- _SOURCE MATERIAL_
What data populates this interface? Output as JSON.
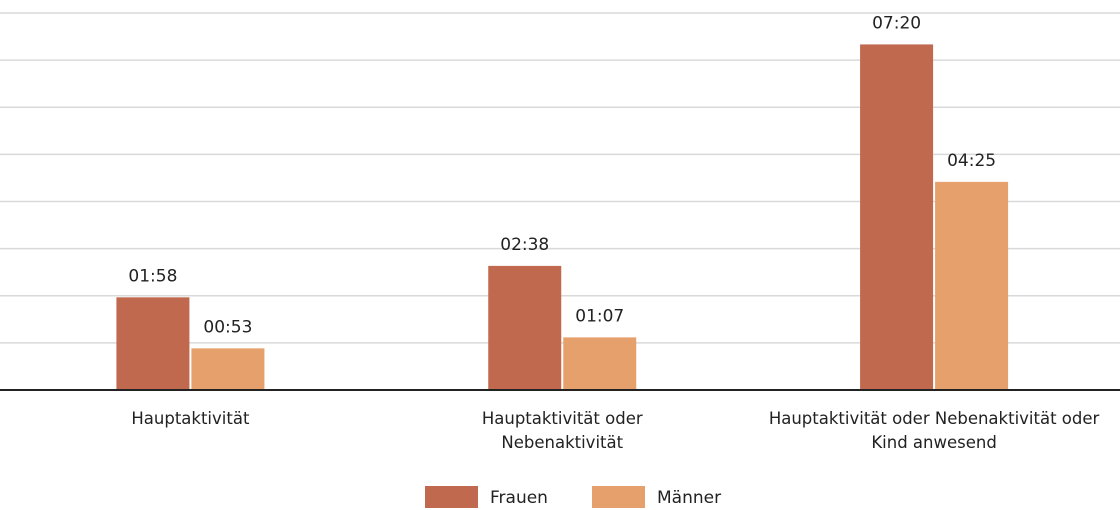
{
  "chart_data": {
    "type": "bar",
    "categories": [
      "Hauptaktivität",
      "Hauptaktivität oder Nebenaktivität",
      "Hauptaktivität oder Nebenaktivität oder Kind anwesend"
    ],
    "series": [
      {
        "name": "Frauen",
        "color": "#c0694f",
        "values": [
          118,
          158,
          440
        ],
        "value_labels": [
          "01:58",
          "02:38",
          "07:20"
        ]
      },
      {
        "name": "Männer",
        "color": "#e5a06c",
        "values": [
          53,
          67,
          265
        ],
        "value_labels": [
          "00:53",
          "01:07",
          "04:25"
        ]
      }
    ],
    "ylim": [
      0,
      480
    ],
    "yticks": [
      0,
      60,
      120,
      180,
      240,
      300,
      360,
      420,
      480
    ],
    "grid": true,
    "legend": "bottom"
  }
}
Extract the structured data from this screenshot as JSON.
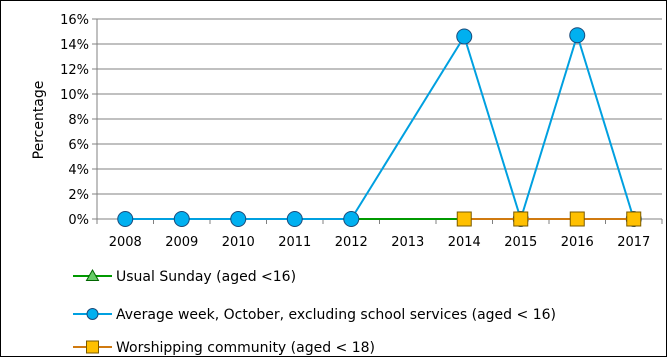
{
  "chart_data": {
    "type": "line",
    "ylabel": "Percentage",
    "xlabel": "",
    "categories": [
      "2008",
      "2009",
      "2010",
      "2011",
      "2012",
      "2013",
      "2014",
      "2015",
      "2016",
      "2017"
    ],
    "y_ticks": [
      "0%",
      "2%",
      "4%",
      "6%",
      "8%",
      "10%",
      "12%",
      "14%",
      "16%"
    ],
    "ylim": [
      0,
      16
    ],
    "grid": "horizontal",
    "legend_position": "bottom",
    "series": [
      {
        "name": "Usual Sunday (aged <16)",
        "color": "#009900",
        "marker": "triangle",
        "marker_fill": "#66cc66",
        "values": [
          0,
          0,
          0,
          0,
          0,
          0,
          0,
          null,
          null,
          null
        ]
      },
      {
        "name": "Average week, October, excluding school services (aged < 16)",
        "color": "#00a0e0",
        "marker": "circle",
        "marker_fill": "#00b0f0",
        "values": [
          0,
          0,
          0,
          0,
          0,
          null,
          14.6,
          0,
          14.7,
          0
        ]
      },
      {
        "name": "Worshipping community (aged < 18)",
        "color": "#d07a10",
        "marker": "square",
        "marker_fill": "#ffc000",
        "values": [
          null,
          null,
          null,
          null,
          null,
          null,
          0,
          0,
          0,
          0
        ]
      }
    ]
  }
}
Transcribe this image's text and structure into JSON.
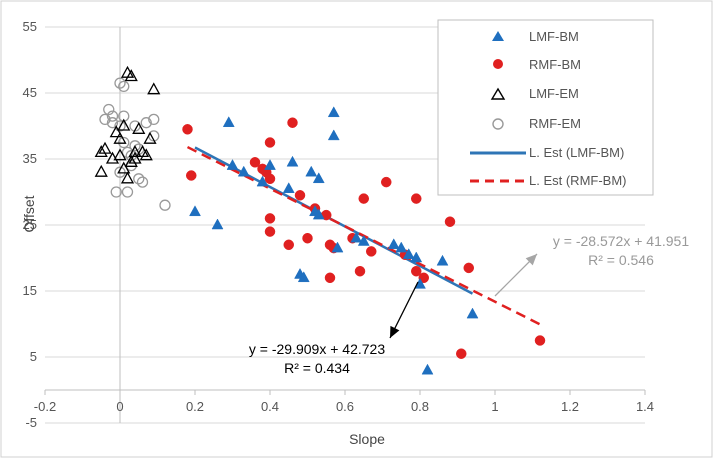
{
  "chart_data": {
    "type": "scatter",
    "xlabel": "Slope",
    "ylabel": "Offset",
    "xlim": [
      -0.2,
      1.4
    ],
    "ylim": [
      -5,
      55
    ],
    "x_ticks": [
      "-0.2",
      "0",
      "0.2",
      "0.4",
      "0.6",
      "0.8",
      "1",
      "1.2",
      "1.4"
    ],
    "y_ticks": [
      "-5",
      "5",
      "15",
      "25",
      "35",
      "45",
      "55"
    ],
    "grid": "horizontal",
    "legend_position": "top-right",
    "series": [
      {
        "name": "LMF-BM",
        "marker": "filled-triangle",
        "color": "#1f6fbf",
        "points": [
          [
            0.2,
            27
          ],
          [
            0.26,
            25
          ],
          [
            0.29,
            40.5
          ],
          [
            0.3,
            34
          ],
          [
            0.33,
            33
          ],
          [
            0.38,
            31.5
          ],
          [
            0.4,
            34
          ],
          [
            0.45,
            30.5
          ],
          [
            0.46,
            34.5
          ],
          [
            0.48,
            17.5
          ],
          [
            0.49,
            17
          ],
          [
            0.51,
            33
          ],
          [
            0.52,
            27
          ],
          [
            0.53,
            26.5
          ],
          [
            0.53,
            32
          ],
          [
            0.57,
            42
          ],
          [
            0.57,
            38.5
          ],
          [
            0.58,
            21.5
          ],
          [
            0.63,
            23
          ],
          [
            0.65,
            22.5
          ],
          [
            0.73,
            22
          ],
          [
            0.75,
            21.5
          ],
          [
            0.77,
            20.5
          ],
          [
            0.79,
            20
          ],
          [
            0.8,
            16
          ],
          [
            0.82,
            3
          ],
          [
            0.86,
            19.5
          ],
          [
            0.94,
            11.5
          ]
        ]
      },
      {
        "name": "RMF-BM",
        "marker": "filled-circle",
        "color": "#e02020",
        "points": [
          [
            0.18,
            39.5
          ],
          [
            0.19,
            32.5
          ],
          [
            0.36,
            34.5
          ],
          [
            0.38,
            33.5
          ],
          [
            0.39,
            33
          ],
          [
            0.4,
            37.5
          ],
          [
            0.4,
            32
          ],
          [
            0.4,
            26
          ],
          [
            0.4,
            24
          ],
          [
            0.45,
            22
          ],
          [
            0.46,
            40.5
          ],
          [
            0.48,
            29.5
          ],
          [
            0.5,
            23
          ],
          [
            0.52,
            27.5
          ],
          [
            0.55,
            26.5
          ],
          [
            0.56,
            22
          ],
          [
            0.56,
            17
          ],
          [
            0.57,
            21.5
          ],
          [
            0.62,
            23
          ],
          [
            0.64,
            18
          ],
          [
            0.65,
            29
          ],
          [
            0.67,
            21
          ],
          [
            0.71,
            31.5
          ],
          [
            0.76,
            20.5
          ],
          [
            0.79,
            29
          ],
          [
            0.79,
            18
          ],
          [
            0.81,
            17
          ],
          [
            0.88,
            25.5
          ],
          [
            0.91,
            5.5
          ],
          [
            0.93,
            18.5
          ],
          [
            1.12,
            7.5
          ]
        ]
      },
      {
        "name": "LMF-EM",
        "marker": "open-triangle",
        "color": "#000000",
        "points": [
          [
            -0.05,
            33
          ],
          [
            -0.05,
            36
          ],
          [
            -0.04,
            36.5
          ],
          [
            -0.02,
            35
          ],
          [
            -0.01,
            39
          ],
          [
            0.0,
            38
          ],
          [
            0.0,
            35.5
          ],
          [
            0.01,
            33.5
          ],
          [
            0.01,
            40
          ],
          [
            0.02,
            32
          ],
          [
            0.02,
            48
          ],
          [
            0.03,
            47.5
          ],
          [
            0.03,
            34.5
          ],
          [
            0.04,
            36
          ],
          [
            0.04,
            35
          ],
          [
            0.05,
            39.5
          ],
          [
            0.06,
            36
          ],
          [
            0.07,
            35.5
          ],
          [
            0.08,
            38
          ],
          [
            0.09,
            45.5
          ]
        ]
      },
      {
        "name": "RMF-EM",
        "marker": "open-circle",
        "color": "#999999",
        "points": [
          [
            -0.04,
            41
          ],
          [
            -0.03,
            42.5
          ],
          [
            -0.02,
            41.5
          ],
          [
            -0.02,
            40.5
          ],
          [
            -0.01,
            30
          ],
          [
            0.0,
            40
          ],
          [
            0.0,
            46.5
          ],
          [
            0.0,
            33
          ],
          [
            0.01,
            46
          ],
          [
            0.01,
            41.5
          ],
          [
            0.01,
            37.5
          ],
          [
            0.02,
            36
          ],
          [
            0.02,
            30
          ],
          [
            0.03,
            35.5
          ],
          [
            0.03,
            34
          ],
          [
            0.04,
            40
          ],
          [
            0.04,
            37
          ],
          [
            0.05,
            32
          ],
          [
            0.05,
            36.5
          ],
          [
            0.06,
            31.5
          ],
          [
            0.07,
            40.5
          ],
          [
            0.09,
            41
          ],
          [
            0.09,
            38.5
          ],
          [
            0.12,
            28
          ]
        ]
      }
    ],
    "trendlines": [
      {
        "name": "L. Est (LMF-BM)",
        "color": "#2e75b6",
        "style": "solid",
        "slope": -29.909,
        "intercept": 42.723,
        "x_range": [
          0.2,
          0.94
        ],
        "equation": "y = -29.909x + 42.723",
        "r2": "R² = 0.434"
      },
      {
        "name": "L. Est (RMF-BM)",
        "color": "#e02020",
        "style": "dashed",
        "slope": -28.572,
        "intercept": 41.951,
        "x_range": [
          0.18,
          1.12
        ],
        "equation": "y = -28.572x + 41.951",
        "r2": "R² = 0.546"
      }
    ],
    "annotations": [
      {
        "text": "y = -29.909x + 42.723",
        "r2": "R² = 0.434",
        "color": "#000000"
      },
      {
        "text": "y = -28.572x + 41.951",
        "r2": "R² = 0.546",
        "color": "#999999"
      }
    ]
  }
}
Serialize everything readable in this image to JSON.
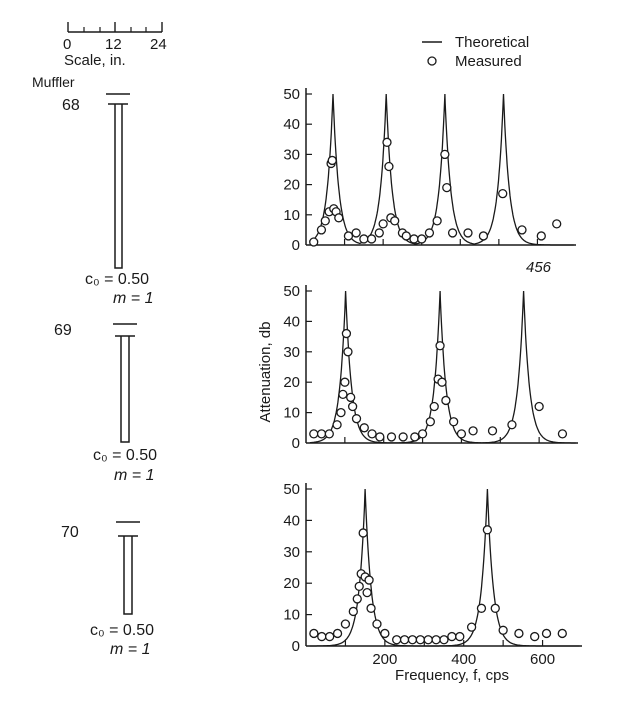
{
  "scale": {
    "ticks": [
      "0",
      "12",
      "24"
    ],
    "label": "Scale, in."
  },
  "muffler_heading": "Muffler",
  "legend": {
    "theoretical": "Theoretical",
    "measured": "Measured"
  },
  "annotation": "456",
  "mufflers": [
    {
      "id": "68",
      "c0": "c₀ = 0.50",
      "m": "m = 1"
    },
    {
      "id": "69",
      "c0": "c₀ = 0.50",
      "m": "m = 1"
    },
    {
      "id": "70",
      "c0": "c₀ = 0.50",
      "m": "m = 1"
    }
  ],
  "chart_data": [
    {
      "type": "line",
      "muffler": "68",
      "xlim": [
        0,
        700
      ],
      "ylim": [
        0,
        50
      ],
      "yticks": [
        "0",
        "10",
        "20",
        "30",
        "40",
        "50"
      ],
      "grid": false,
      "series": [
        {
          "name": "Theoretical",
          "kind": "line",
          "resonances": [
            [
              70,
              50
            ],
            [
              208,
              50
            ],
            [
              360,
              50
            ],
            [
              512,
              50
            ]
          ]
        },
        {
          "name": "Measured",
          "kind": "scatter",
          "points": [
            [
              20,
              1
            ],
            [
              40,
              5
            ],
            [
              50,
              8
            ],
            [
              60,
              11
            ],
            [
              65,
              27
            ],
            [
              68,
              28
            ],
            [
              72,
              12
            ],
            [
              78,
              11
            ],
            [
              85,
              9
            ],
            [
              110,
              3
            ],
            [
              130,
              4
            ],
            [
              150,
              2
            ],
            [
              170,
              2
            ],
            [
              190,
              4
            ],
            [
              200,
              7
            ],
            [
              210,
              34
            ],
            [
              215,
              26
            ],
            [
              220,
              9
            ],
            [
              230,
              8
            ],
            [
              250,
              4
            ],
            [
              260,
              3
            ],
            [
              280,
              2
            ],
            [
              300,
              2
            ],
            [
              320,
              4
            ],
            [
              340,
              8
            ],
            [
              360,
              30
            ],
            [
              365,
              19
            ],
            [
              380,
              4
            ],
            [
              420,
              4
            ],
            [
              460,
              3
            ],
            [
              510,
              17
            ],
            [
              560,
              5
            ],
            [
              610,
              3
            ],
            [
              650,
              7
            ]
          ]
        }
      ]
    },
    {
      "type": "line",
      "muffler": "69",
      "xlim": [
        0,
        700
      ],
      "ylim": [
        0,
        50
      ],
      "yticks": [
        "0",
        "10",
        "20",
        "30",
        "40",
        "50"
      ],
      "ylabel": "Attenuation, db",
      "grid": false,
      "series": [
        {
          "name": "Theoretical",
          "kind": "line",
          "resonances": [
            [
              102,
              50
            ],
            [
              345,
              50
            ],
            [
              560,
              50
            ]
          ]
        },
        {
          "name": "Measured",
          "kind": "scatter",
          "points": [
            [
              20,
              3
            ],
            [
              40,
              3
            ],
            [
              60,
              3
            ],
            [
              80,
              6
            ],
            [
              90,
              10
            ],
            [
              95,
              16
            ],
            [
              100,
              20
            ],
            [
              104,
              36
            ],
            [
              108,
              30
            ],
            [
              115,
              15
            ],
            [
              120,
              12
            ],
            [
              130,
              8
            ],
            [
              150,
              5
            ],
            [
              170,
              3
            ],
            [
              190,
              2
            ],
            [
              220,
              2
            ],
            [
              250,
              2
            ],
            [
              280,
              2
            ],
            [
              300,
              3
            ],
            [
              320,
              7
            ],
            [
              330,
              12
            ],
            [
              340,
              21
            ],
            [
              345,
              32
            ],
            [
              350,
              20
            ],
            [
              360,
              14
            ],
            [
              380,
              7
            ],
            [
              400,
              3
            ],
            [
              430,
              4
            ],
            [
              480,
              4
            ],
            [
              530,
              6
            ],
            [
              600,
              12
            ],
            [
              660,
              3
            ]
          ]
        }
      ]
    },
    {
      "type": "line",
      "muffler": "70",
      "xlim": [
        0,
        700
      ],
      "ylim": [
        0,
        50
      ],
      "yticks": [
        "0",
        "10",
        "20",
        "30",
        "40",
        "50"
      ],
      "xticks": [
        "200",
        "400",
        "600"
      ],
      "xlabel": "Frequency, f, cps",
      "grid": false,
      "series": [
        {
          "name": "Theoretical",
          "kind": "line",
          "resonances": [
            [
              150,
              50
            ],
            [
              460,
              50
            ]
          ]
        },
        {
          "name": "Measured",
          "kind": "scatter",
          "points": [
            [
              20,
              4
            ],
            [
              40,
              3
            ],
            [
              60,
              3
            ],
            [
              80,
              4
            ],
            [
              100,
              7
            ],
            [
              120,
              11
            ],
            [
              130,
              15
            ],
            [
              135,
              19
            ],
            [
              140,
              23
            ],
            [
              145,
              36
            ],
            [
              150,
              22
            ],
            [
              155,
              17
            ],
            [
              160,
              21
            ],
            [
              165,
              12
            ],
            [
              180,
              7
            ],
            [
              200,
              4
            ],
            [
              230,
              2
            ],
            [
              250,
              2
            ],
            [
              270,
              2
            ],
            [
              290,
              2
            ],
            [
              310,
              2
            ],
            [
              330,
              2
            ],
            [
              350,
              2
            ],
            [
              370,
              3
            ],
            [
              390,
              3
            ],
            [
              420,
              6
            ],
            [
              445,
              12
            ],
            [
              460,
              37
            ],
            [
              480,
              12
            ],
            [
              500,
              5
            ],
            [
              540,
              4
            ],
            [
              580,
              3
            ],
            [
              610,
              4
            ],
            [
              650,
              4
            ]
          ]
        }
      ]
    }
  ]
}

- _INSTRUCTION_
Look through the entries and return every line where "equation" appears.

- _WRITTEN REPLY_
        "equation": "y = -29.909x + 42.723",
        "equation": "y = -28.572x + 41.951",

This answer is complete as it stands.